Answer with a single number: the count of lines that hold "fitting".

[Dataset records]

((

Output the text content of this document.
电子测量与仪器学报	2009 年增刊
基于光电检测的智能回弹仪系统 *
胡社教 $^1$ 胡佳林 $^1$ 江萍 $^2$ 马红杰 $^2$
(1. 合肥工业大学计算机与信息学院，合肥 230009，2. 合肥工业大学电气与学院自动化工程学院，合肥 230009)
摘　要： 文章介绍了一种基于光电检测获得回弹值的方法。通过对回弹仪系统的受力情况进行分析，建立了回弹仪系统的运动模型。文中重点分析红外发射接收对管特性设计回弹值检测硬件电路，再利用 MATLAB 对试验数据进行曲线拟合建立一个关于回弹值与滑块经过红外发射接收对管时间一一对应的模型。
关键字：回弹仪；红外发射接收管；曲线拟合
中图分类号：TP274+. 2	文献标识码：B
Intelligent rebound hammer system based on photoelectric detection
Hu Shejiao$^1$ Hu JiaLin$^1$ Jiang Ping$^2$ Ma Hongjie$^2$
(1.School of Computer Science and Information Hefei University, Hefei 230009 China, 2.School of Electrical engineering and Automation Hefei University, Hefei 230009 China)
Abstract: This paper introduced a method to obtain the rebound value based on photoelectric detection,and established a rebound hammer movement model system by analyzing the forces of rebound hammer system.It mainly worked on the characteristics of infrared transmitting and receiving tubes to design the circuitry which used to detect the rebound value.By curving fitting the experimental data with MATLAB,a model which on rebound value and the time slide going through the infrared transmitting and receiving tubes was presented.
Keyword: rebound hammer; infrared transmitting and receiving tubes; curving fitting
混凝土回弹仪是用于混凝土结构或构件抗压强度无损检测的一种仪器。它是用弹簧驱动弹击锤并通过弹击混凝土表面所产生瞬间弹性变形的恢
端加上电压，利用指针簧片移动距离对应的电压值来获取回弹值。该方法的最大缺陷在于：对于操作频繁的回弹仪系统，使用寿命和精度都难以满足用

))

» **Result for this exercise**: 2